Set problem:
Write out all of the data without omission, exactly as shown.

Provided information:
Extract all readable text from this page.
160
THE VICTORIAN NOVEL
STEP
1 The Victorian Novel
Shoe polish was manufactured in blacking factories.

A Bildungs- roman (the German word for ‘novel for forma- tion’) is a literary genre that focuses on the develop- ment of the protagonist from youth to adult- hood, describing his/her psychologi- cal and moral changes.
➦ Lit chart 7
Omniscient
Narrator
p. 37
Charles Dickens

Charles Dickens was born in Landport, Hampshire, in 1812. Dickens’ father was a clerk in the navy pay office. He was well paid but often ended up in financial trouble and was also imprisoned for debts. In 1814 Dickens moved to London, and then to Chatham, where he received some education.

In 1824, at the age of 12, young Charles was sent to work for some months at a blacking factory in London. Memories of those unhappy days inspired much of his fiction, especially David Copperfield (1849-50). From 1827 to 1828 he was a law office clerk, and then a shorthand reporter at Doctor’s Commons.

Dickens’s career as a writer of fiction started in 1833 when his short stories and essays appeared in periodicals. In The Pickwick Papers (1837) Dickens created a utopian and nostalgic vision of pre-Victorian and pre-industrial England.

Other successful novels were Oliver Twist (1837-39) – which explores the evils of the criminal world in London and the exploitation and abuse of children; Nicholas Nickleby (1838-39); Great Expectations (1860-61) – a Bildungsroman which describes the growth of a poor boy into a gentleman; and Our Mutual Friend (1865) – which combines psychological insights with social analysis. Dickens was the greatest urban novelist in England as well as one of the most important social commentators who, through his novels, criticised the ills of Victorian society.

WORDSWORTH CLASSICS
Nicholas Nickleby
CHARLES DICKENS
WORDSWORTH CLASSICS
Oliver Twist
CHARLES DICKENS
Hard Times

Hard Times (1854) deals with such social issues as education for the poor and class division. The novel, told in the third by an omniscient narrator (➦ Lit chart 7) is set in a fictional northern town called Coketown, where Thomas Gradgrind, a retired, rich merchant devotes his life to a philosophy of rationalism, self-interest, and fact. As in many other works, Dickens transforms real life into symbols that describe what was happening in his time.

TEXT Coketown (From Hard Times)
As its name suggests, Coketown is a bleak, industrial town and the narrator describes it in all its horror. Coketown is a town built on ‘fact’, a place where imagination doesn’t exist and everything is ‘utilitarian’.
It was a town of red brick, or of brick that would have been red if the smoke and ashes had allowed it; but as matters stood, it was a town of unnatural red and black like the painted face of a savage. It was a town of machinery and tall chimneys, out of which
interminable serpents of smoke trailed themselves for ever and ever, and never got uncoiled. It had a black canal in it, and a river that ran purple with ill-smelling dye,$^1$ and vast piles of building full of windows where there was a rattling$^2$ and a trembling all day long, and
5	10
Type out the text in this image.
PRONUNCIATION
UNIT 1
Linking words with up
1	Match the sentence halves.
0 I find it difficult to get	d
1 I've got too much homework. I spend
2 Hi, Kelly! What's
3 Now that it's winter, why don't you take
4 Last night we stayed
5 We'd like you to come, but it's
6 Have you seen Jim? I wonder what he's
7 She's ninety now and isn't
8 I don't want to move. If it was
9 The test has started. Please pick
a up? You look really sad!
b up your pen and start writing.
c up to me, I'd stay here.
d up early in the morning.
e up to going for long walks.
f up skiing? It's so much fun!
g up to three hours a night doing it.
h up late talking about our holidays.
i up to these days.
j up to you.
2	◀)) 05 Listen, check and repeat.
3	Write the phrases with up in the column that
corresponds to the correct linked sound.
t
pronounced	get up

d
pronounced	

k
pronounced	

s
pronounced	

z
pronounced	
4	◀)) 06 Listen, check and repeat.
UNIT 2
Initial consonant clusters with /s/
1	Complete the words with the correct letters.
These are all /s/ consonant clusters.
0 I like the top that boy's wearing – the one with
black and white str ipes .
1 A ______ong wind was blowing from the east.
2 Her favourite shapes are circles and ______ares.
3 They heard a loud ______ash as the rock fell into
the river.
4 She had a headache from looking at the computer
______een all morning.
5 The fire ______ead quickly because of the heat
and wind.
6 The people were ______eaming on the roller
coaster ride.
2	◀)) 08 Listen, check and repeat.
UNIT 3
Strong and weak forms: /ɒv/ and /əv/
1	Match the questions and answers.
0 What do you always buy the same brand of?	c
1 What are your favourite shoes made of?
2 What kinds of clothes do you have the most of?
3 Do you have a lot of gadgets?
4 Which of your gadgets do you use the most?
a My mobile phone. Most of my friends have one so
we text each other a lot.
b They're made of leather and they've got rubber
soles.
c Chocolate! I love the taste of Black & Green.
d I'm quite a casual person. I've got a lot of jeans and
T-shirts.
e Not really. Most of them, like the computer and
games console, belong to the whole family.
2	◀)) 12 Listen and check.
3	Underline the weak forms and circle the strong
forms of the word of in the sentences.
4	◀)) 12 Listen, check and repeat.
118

Full response:
Extract all readable text from this page.
160
THE VICTORIAN NOVEL
STEP
1 The Victorian Novel
Shoe polish was manufactured in blacking factories.

A Bildungs- roman (the German word for ‘novel for forma- tion’) is a literary genre that focuses on the develop- ment of the protagonist from youth to adult- hood, describing his/her psychologi- cal and moral changes.
➦ Lit chart 7
Omniscient
Narrator
p. 37
Charles Dickens

Charles Dickens was born in Landport, Hampshire, in 1812. Dickens’ father was a clerk in the navy pay office. He was well paid but often ended up in financial trouble and was also imprisoned for debts. In 1814 Dickens moved to London, and then to Chatham, where he received some education.

In 1824, at the age of 12, young Charles was sent to work for some months at a blacking factory in London. Memories of those unhappy days inspired much of his fiction, especially David Copperfield (1849-50). From 1827 to 1828 he was a law office clerk, and then a shorthand reporter at Doctor’s Commons.

Dickens’s career as a writer of fiction started in 1833 when his short stories and essays appeared in periodicals. In The Pickwick Papers (1837) Dickens created a utopian and nostalgic vision of pre-Victorian and pre-industrial England.

Other successful novels were Oliver Twist (1837-39) – which explores the evils of the criminal world in London and the exploitation and abuse of children; Nicholas Nickleby (1838-39); Great Expectations (1860-61) – a Bildungsroman which describes the growth of a poor boy into a gentleman; and Our Mutual Friend (1865) – which combines psychological insights with social analysis. Dickens was the greatest urban novelist in England as well as one of the most important social commentators who, through his novels, criticised the ills of Victorian society.

WORDSWORTH CLASSICS
Nicholas Nickleby
CHARLES DICKENS
WORDSWORTH CLASSICS
Oliver Twist
CHARLES DICKENS
Hard Times

Hard Times (1854) deals with such social issues as education for the poor and class division. The novel, told in the third by an omniscient narrator (➦ Lit chart 7) is set in a fictional northern town called Coketown, where Thomas Gradgrind, a retired, rich merchant devotes his life to a philosophy of rationalism, self-interest, and fact. As in many other works, Dickens transforms real life into symbols that describe what was happening in his time.

TEXT Coketown (From Hard Times)
As its name suggests, Coketown is a bleak, industrial town and the narrator describes it in all its horror. Coketown is a town built on ‘fact’, a place where imagination doesn’t exist and everything is ‘utilitarian’.
It was a town of red brick, or of brick that would have been red if the smoke and ashes had allowed it; but as matters stood, it was a town of unnatural red and black like the painted face of a savage. It was a town of machinery and tall chimneys, out of which
interminable serpents of smoke trailed themselves for ever and ever, and never got uncoiled. It had a black canal in it, and a river that ran purple with ill-smelling dye,$^1$ and vast piles of building full of windows where there was a rattling$^2$ and a trembling all day long, and
5	10
Type out the text in this image.
PRONUNCIATION
UNIT 1
Linking words with up
1	Match the sentence halves.
0 I find it difficult to get	d
1 I've got too much homework. I spend
2 Hi, Kelly! What's
3 Now that it's winter, why don't you take
4 Last night we stayed
5 We'd like you to come, but it's
6 Have you seen Jim? I wonder what he's
7 She's ninety now and isn't
8 I don't want to move. If it was
9 The test has started. Please pick
a up? You look really sad!
b up your pen and start writing.
c up to me, I'd stay here.
d up early in the morning.
e up to going for long walks.
f up skiing? It's so much fun!
g up to three hours a night doing it.
h up late talking about our holidays.
i up to these days.
j up to you.
2	◀)) 05 Listen, check and repeat.
3	Write the phrases with up in the column that
corresponds to the correct linked sound.
t
pronounced	get up

d
pronounced	

k
pronounced	

s
pronounced	

z
pronounced	
4	◀)) 06 Listen, check and repeat.
UNIT 2
Initial consonant clusters with /s/
1	Complete the words with the correct letters.
These are all /s/ consonant clusters.
0 I like the top that boy's wearing – the one with
black and white str ipes .
1 A ______ong wind was blowing from the east.
2 Her favourite shapes are circles and ______ares.
3 They heard a loud ______ash as the rock fell into
the river.
4 She had a headache from looking at the computer
______een all morning.
5 The fire ______ead quickly because of the heat
and wind.
6 The people were ______eaming on the roller
coaster ride.
2	◀)) 08 Listen, check and repeat.
UNIT 3
Strong and weak forms: /ɒv/ and /əv/
1	Match the questions and answers.
0 What do you always buy the same brand of?	c
1 What are your favourite shoes made of?
2 What kinds of clothes do you have the most of?
3 Do you have a lot of gadgets?
4 Which of your gadgets do you use the most?
a My mobile phone. Most of my friends have one so
we text each other a lot.
b They're made of leather and they've got rubber
soles.
c Chocolate! I love the taste of Black & Green.
d I'm quite a casual person. I've got a lot of jeans and
T-shirts.
e Not really. Most of them, like the computer and
games console, belong to the whole family.
2	◀)) 12 Listen and check.
3	Underline the weak forms and circle the strong
forms of the word of in the sentences.
4	◀)) 12 Listen, check and repeat.
118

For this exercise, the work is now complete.